Work to be completed:
Go through the listing and copy each line with the string "data".

━━━

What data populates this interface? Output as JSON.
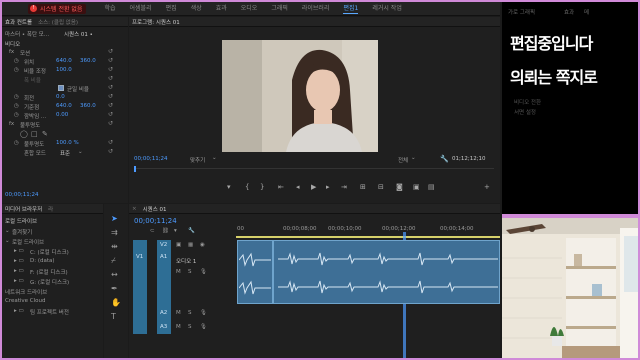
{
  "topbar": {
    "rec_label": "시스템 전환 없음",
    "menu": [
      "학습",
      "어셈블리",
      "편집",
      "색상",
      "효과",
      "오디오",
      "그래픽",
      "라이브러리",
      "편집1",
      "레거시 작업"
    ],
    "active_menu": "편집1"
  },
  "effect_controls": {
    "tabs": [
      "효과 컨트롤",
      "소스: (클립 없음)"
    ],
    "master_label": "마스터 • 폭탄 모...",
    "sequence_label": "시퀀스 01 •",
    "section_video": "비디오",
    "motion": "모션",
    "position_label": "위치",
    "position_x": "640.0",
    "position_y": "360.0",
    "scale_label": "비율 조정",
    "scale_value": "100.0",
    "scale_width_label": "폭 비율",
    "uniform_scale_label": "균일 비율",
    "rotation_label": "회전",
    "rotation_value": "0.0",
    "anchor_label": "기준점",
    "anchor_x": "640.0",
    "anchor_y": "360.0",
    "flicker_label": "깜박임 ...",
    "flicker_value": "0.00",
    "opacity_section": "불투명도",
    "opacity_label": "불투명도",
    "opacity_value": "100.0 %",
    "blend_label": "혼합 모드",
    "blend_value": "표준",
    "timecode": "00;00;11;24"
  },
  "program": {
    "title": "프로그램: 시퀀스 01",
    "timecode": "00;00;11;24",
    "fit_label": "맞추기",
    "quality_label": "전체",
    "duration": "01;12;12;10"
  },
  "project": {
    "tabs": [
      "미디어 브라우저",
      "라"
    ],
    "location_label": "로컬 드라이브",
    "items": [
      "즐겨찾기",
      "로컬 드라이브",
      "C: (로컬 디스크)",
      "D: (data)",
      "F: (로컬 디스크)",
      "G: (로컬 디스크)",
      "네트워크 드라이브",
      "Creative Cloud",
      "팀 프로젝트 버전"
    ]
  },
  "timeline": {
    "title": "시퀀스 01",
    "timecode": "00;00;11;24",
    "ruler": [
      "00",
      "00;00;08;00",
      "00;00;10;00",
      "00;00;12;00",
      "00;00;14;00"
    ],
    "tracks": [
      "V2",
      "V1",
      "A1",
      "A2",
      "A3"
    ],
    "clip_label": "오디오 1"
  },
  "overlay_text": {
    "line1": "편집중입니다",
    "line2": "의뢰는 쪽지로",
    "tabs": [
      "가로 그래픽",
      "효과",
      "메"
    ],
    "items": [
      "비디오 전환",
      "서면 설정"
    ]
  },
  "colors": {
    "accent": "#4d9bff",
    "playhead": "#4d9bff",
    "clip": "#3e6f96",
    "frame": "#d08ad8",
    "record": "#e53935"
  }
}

━━━

Result of the task:
What data populates this interface? Output as JSON.
      "D: (data)",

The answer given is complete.